Stored data

** Start **

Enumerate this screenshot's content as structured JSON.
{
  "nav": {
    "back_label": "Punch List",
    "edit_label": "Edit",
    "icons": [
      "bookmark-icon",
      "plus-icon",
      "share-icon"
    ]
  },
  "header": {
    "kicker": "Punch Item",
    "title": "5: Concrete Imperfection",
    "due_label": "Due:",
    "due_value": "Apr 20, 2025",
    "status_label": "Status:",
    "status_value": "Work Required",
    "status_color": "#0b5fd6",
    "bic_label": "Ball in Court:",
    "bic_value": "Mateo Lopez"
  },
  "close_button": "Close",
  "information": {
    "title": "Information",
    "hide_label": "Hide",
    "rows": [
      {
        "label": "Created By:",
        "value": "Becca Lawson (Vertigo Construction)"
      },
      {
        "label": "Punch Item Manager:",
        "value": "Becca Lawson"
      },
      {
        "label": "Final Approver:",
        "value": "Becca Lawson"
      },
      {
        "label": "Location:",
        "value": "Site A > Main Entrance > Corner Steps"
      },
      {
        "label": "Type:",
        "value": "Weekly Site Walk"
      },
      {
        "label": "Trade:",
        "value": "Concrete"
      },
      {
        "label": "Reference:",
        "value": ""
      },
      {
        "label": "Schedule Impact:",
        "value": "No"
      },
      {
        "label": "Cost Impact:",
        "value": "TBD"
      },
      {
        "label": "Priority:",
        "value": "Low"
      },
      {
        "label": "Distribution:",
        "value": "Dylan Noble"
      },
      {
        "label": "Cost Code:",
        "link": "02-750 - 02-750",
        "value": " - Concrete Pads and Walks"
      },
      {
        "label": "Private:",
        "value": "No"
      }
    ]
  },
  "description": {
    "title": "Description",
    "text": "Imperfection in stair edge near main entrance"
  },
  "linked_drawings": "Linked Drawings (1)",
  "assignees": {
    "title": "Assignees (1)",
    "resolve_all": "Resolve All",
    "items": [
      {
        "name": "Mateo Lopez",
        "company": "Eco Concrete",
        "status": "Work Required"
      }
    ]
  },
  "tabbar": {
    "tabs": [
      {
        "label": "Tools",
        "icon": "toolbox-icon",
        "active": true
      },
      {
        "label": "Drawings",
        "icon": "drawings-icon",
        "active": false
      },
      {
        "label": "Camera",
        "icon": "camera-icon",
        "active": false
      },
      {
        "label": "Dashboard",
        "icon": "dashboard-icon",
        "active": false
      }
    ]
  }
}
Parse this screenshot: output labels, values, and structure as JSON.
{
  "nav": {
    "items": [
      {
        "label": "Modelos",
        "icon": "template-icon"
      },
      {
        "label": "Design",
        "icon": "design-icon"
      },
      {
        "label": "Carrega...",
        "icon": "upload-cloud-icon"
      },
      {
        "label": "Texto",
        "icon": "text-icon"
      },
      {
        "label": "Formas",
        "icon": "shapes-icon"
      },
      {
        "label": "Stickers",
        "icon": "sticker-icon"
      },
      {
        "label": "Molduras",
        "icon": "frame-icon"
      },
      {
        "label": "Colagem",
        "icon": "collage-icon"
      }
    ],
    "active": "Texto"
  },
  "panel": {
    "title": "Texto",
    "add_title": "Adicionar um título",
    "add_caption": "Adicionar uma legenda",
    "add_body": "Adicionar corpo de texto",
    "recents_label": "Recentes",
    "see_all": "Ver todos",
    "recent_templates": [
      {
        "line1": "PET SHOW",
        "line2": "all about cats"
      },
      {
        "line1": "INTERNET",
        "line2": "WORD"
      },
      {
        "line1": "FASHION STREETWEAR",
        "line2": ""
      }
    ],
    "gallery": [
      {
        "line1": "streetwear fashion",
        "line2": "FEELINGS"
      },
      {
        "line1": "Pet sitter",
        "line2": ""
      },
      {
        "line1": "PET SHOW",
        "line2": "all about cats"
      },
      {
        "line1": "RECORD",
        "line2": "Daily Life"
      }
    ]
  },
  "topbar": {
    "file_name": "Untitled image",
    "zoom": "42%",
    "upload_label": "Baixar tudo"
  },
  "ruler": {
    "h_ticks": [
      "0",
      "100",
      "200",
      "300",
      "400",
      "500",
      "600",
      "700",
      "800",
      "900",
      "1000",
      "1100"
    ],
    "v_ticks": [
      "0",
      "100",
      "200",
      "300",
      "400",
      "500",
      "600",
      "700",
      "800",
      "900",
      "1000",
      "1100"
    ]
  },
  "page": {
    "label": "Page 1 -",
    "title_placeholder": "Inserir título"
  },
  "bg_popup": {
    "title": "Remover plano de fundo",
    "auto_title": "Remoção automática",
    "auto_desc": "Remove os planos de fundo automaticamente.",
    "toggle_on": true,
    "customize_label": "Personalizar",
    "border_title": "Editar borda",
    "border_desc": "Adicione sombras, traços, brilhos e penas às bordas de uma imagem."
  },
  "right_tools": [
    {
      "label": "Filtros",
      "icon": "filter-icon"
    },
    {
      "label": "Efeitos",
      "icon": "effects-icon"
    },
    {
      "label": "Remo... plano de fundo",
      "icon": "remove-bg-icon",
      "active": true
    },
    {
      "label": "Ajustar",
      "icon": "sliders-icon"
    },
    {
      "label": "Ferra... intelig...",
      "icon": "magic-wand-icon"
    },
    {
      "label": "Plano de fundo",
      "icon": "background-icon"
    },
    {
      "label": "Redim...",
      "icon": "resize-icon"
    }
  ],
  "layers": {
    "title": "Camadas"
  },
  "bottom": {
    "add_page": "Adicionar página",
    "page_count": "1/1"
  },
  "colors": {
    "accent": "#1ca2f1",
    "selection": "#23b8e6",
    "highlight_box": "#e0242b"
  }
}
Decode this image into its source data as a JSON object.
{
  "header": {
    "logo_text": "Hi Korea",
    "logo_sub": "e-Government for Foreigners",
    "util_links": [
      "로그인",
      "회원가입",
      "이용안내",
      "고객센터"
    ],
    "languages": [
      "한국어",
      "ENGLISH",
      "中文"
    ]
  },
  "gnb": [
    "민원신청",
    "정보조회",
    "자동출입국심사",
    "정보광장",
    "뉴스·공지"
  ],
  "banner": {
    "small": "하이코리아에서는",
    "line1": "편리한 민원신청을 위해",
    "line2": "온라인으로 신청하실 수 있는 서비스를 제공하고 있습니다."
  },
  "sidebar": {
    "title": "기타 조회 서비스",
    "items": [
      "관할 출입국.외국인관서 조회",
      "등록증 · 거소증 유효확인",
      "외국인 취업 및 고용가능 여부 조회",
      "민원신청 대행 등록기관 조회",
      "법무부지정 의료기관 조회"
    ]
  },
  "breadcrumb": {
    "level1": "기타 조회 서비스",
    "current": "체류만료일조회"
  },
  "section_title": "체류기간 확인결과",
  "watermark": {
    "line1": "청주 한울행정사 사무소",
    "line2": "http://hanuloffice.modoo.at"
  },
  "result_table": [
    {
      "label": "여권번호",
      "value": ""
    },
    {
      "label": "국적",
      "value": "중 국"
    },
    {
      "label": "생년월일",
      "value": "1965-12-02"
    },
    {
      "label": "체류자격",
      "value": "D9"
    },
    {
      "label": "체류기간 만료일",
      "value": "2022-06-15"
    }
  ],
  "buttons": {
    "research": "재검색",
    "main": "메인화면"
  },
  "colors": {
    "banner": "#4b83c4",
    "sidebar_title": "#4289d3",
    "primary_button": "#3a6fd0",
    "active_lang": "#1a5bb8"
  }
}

** End **

[WHAT THIS TASK INVOLVES] Set down all of the records shown above once more, exactly.

[OUTPUT]
Enumerate this screenshot's content as structured JSON.
{
  "nav": {
    "back_label": "Punch List",
    "edit_label": "Edit",
    "icons": [
      "bookmark-icon",
      "plus-icon",
      "share-icon"
    ]
  },
  "header": {
    "kicker": "Punch Item",
    "title": "5: Concrete Imperfection",
    "due_label": "Due:",
    "due_value": "Apr 20, 2025",
    "status_label": "Status:",
    "status_value": "Work Required",
    "status_color": "#0b5fd6",
    "bic_label": "Ball in Court:",
    "bic_value": "Mateo Lopez"
  },
  "close_button": "Close",
  "information": {
    "title": "Information",
    "hide_label": "Hide",
    "rows": [
      {
        "label": "Created By:",
        "value": "Becca Lawson (Vertigo Construction)"
      },
      {
        "label": "Punch Item Manager:",
        "value": "Becca Lawson"
      },
      {
        "label": "Final Approver:",
        "value": "Becca Lawson"
      },
      {
        "label": "Location:",
        "value": "Site A > Main Entrance > Corner Steps"
      },
      {
        "label": "Type:",
        "value": "Weekly Site Walk"
      },
      {
        "label": "Trade:",
        "value": "Concrete"
      },
      {
        "label": "Reference:",
        "value": ""
      },
      {
        "label": "Schedule Impact:",
        "value": "No"
      },
      {
        "label": "Cost Impact:",
        "value": "TBD"
      },
      {
        "label": "Priority:",
        "value": "Low"
      },
      {
        "label": "Distribution:",
        "value": "Dylan Noble"
      },
      {
        "label": "Cost Code:",
        "link": "02-750 - 02-750",
        "value": " - Concrete Pads and Walks"
      },
      {
        "label": "Private:",
        "value": "No"
      }
    ]
  },
  "description": {
    "title": "Description",
    "text": "Imperfection in stair edge near main entrance"
  },
  "linked_drawings": "Linked Drawings (1)",
  "assignees": {
    "title": "Assignees (1)",
    "resolve_all": "Resolve All",
    "items": [
      {
        "name": "Mateo Lopez",
        "company": "Eco Concrete",
        "status": "Work Required"
      }
    ]
  },
  "tabbar": {
    "tabs": [
      {
        "label": "Tools",
        "icon": "toolbox-icon",
        "active": true
      },
      {
        "label": "Drawings",
        "icon": "drawings-icon",
        "active": false
      },
      {
        "label": "Camera",
        "icon": "camera-icon",
        "active": false
      },
      {
        "label": "Dashboard",
        "icon": "dashboard-icon",
        "active": false
      }
    ]
  }
}
Parse this screenshot: output labels, values, and structure as JSON.
{
  "nav": {
    "items": [
      {
        "label": "Modelos",
        "icon": "template-icon"
      },
      {
        "label": "Design",
        "icon": "design-icon"
      },
      {
        "label": "Carrega...",
        "icon": "upload-cloud-icon"
      },
      {
        "label": "Texto",
        "icon": "text-icon"
      },
      {
        "label": "Formas",
        "icon": "shapes-icon"
      },
      {
        "label": "Stickers",
        "icon": "sticker-icon"
      },
      {
        "label": "Molduras",
        "icon": "frame-icon"
      },
      {
        "label": "Colagem",
        "icon": "collage-icon"
      }
    ],
    "active": "Texto"
  },
  "panel": {
    "title": "Texto",
    "add_title": "Adicionar um título",
    "add_caption": "Adicionar uma legenda",
    "add_body": "Adicionar corpo de texto",
    "recents_label": "Recentes",
    "see_all": "Ver todos",
    "recent_templates": [
      {
        "line1": "PET SHOW",
        "line2": "all about cats"
      },
      {
        "line1": "INTERNET",
        "line2": "WORD"
      },
      {
        "line1": "FASHION STREETWEAR",
        "line2": ""
      }
    ],
    "gallery": [
      {
        "line1": "streetwear fashion",
        "line2": "FEELINGS"
      },
      {
        "line1": "Pet sitter",
        "line2": ""
      },
      {
        "line1": "PET SHOW",
        "line2": "all about cats"
      },
      {
        "line1": "RECORD",
        "line2": "Daily Life"
      }
    ]
  },
  "topbar": {
    "file_name": "Untitled image",
    "zoom": "42%",
    "upload_label": "Baixar tudo"
  },
  "ruler": {
    "h_ticks": [
      "0",
      "100",
      "200",
      "300",
      "400",
      "500",
      "600",
      "700",
      "800",
      "900",
      "1000",
      "1100"
    ],
    "v_ticks": [
      "0",
      "100",
      "200",
      "300",
      "400",
      "500",
      "600",
      "700",
      "800",
      "900",
      "1000",
      "1100"
    ]
  },
  "page": {
    "label": "Page 1 -",
    "title_placeholder": "Inserir título"
  },
  "bg_popup": {
    "title": "Remover plano de fundo",
    "auto_title": "Remoção automática",
    "auto_desc": "Remove os planos de fundo automaticamente.",
    "toggle_on": true,
    "customize_label": "Personalizar",
    "border_title": "Editar borda",
    "border_desc": "Adicione sombras, traços, brilhos e penas às bordas de uma imagem."
  },
  "right_tools": [
    {
      "label": "Filtros",
      "icon": "filter-icon"
    },
    {
      "label": "Efeitos",
      "icon": "effects-icon"
    },
    {
      "label": "Remo... plano de fundo",
      "icon": "remove-bg-icon",
      "active": true
    },
    {
      "label": "Ajustar",
      "icon": "sliders-icon"
    },
    {
      "label": "Ferra... intelig...",
      "icon": "magic-wand-icon"
    },
    {
      "label": "Plano de fundo",
      "icon": "background-icon"
    },
    {
      "label": "Redim...",
      "icon": "resize-icon"
    }
  ],
  "layers": {
    "title": "Camadas"
  },
  "bottom": {
    "add_page": "Adicionar página",
    "page_count": "1/1"
  },
  "colors": {
    "accent": "#1ca2f1",
    "selection": "#23b8e6",
    "highlight_box": "#e0242b"
  }
}
Decode this image into its source data as a JSON object.
{
  "header": {
    "logo_text": "Hi Korea",
    "logo_sub": "e-Government for Foreigners",
    "util_links": [
      "로그인",
      "회원가입",
      "이용안내",
      "고객센터"
    ],
    "languages": [
      "한국어",
      "ENGLISH",
      "中文"
    ]
  },
  "gnb": [
    "민원신청",
    "정보조회",
    "자동출입국심사",
    "정보광장",
    "뉴스·공지"
  ],
  "banner": {
    "small": "하이코리아에서는",
    "line1": "편리한 민원신청을 위해",
    "line2": "온라인으로 신청하실 수 있는 서비스를 제공하고 있습니다."
  },
  "sidebar": {
    "title": "기타 조회 서비스",
    "items": [
      "관할 출입국.외국인관서 조회",
      "등록증 · 거소증 유효확인",
      "외국인 취업 및 고용가능 여부 조회",
      "민원신청 대행 등록기관 조회",
      "법무부지정 의료기관 조회"
    ]
  },
  "breadcrumb": {
    "level1": "기타 조회 서비스",
    "current": "체류만료일조회"
  },
  "section_title": "체류기간 확인결과",
  "watermark": {
    "line1": "청주 한울행정사 사무소",
    "line2": "http://hanuloffice.modoo.at"
  },
  "result_table": [
    {
      "label": "여권번호",
      "value": ""
    },
    {
      "label": "국적",
      "value": "중 국"
    },
    {
      "label": "생년월일",
      "value": "1965-12-02"
    },
    {
      "label": "체류자격",
      "value": "D9"
    },
    {
      "label": "체류기간 만료일",
      "value": "2022-06-15"
    }
  ],
  "buttons": {
    "research": "재검색",
    "main": "메인화면"
  },
  "colors": {
    "banner": "#4b83c4",
    "sidebar_title": "#4289d3",
    "primary_button": "#3a6fd0",
    "active_lang": "#1a5bb8"
  }
}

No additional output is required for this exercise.